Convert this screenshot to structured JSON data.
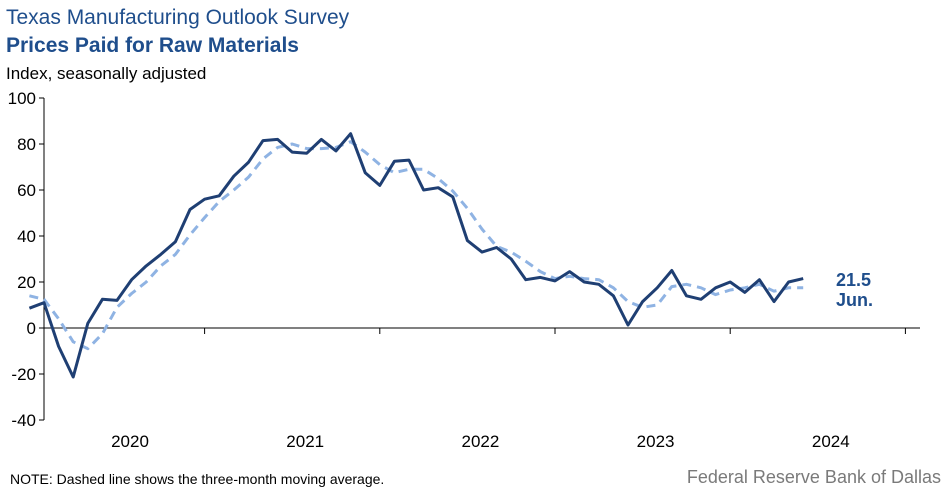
{
  "header": {
    "title": "Texas Manufacturing Outlook Survey",
    "subtitle": "Prices Paid for Raw Materials",
    "units": "Index, seasonally adjusted"
  },
  "footer": {
    "note": "NOTE: Dashed line shows the three-month  moving average.",
    "source": "Federal Reserve Bank of Dallas"
  },
  "annotation": {
    "value": "21.5",
    "month": "Jun."
  },
  "colors": {
    "index_line": "#1f3f73",
    "moving_average": "#8fb3e3",
    "title": "#1f4e8c"
  },
  "chart_data": {
    "type": "line",
    "title": "Prices Paid for Raw Materials",
    "ylabel": "Index, seasonally adjusted",
    "ylim": [
      -40,
      100
    ],
    "yticks": [
      -40,
      -20,
      0,
      20,
      40,
      60,
      80,
      100
    ],
    "year_labels": [
      "2020",
      "2021",
      "2022",
      "2023",
      "2024"
    ],
    "x_start": "2019-07",
    "x_end": "2024-06",
    "grid": false,
    "series": [
      {
        "style": "solid",
        "values": [
          8.6,
          11,
          -8,
          -21.3,
          2,
          12.5,
          12,
          21,
          27,
          32,
          37.5,
          51.5,
          56,
          57.5,
          66,
          72,
          81.5,
          82,
          76.5,
          76,
          82,
          77,
          84.5,
          67.5,
          62,
          72.5,
          73,
          60,
          61,
          57,
          38,
          33,
          35,
          30,
          21,
          22,
          20.5,
          24.5,
          20,
          19,
          14,
          1.3,
          11.5,
          17.5,
          25,
          14,
          12.5,
          17.5,
          20,
          15.5,
          21,
          11.5,
          20,
          21.5
        ]
      },
      {
        "style": "dashed",
        "values": [
          14,
          12.5,
          4,
          -6,
          -9,
          -2.5,
          9,
          15,
          20,
          27,
          32,
          40.5,
          48,
          55,
          60,
          65.5,
          73.5,
          78.5,
          80,
          78,
          78,
          78.5,
          81,
          76.5,
          71,
          67.5,
          69,
          69,
          65,
          59.5,
          52,
          43,
          35.5,
          33,
          29,
          24.5,
          21.5,
          22.5,
          21.5,
          21,
          17.5,
          11.5,
          9,
          10,
          18,
          19,
          17.5,
          14.5,
          16.5,
          17.5,
          19,
          16,
          17.5,
          17.5
        ]
      }
    ]
  }
}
□ □ □ □ □ □ □
§ Goal of the exercise:
Make a copy of each line that contains the string "seasonally".

§ Solution for this task:
    "units": "Index, seasonally adjusted"
    "ylabel": "Index, seasonally adjusted",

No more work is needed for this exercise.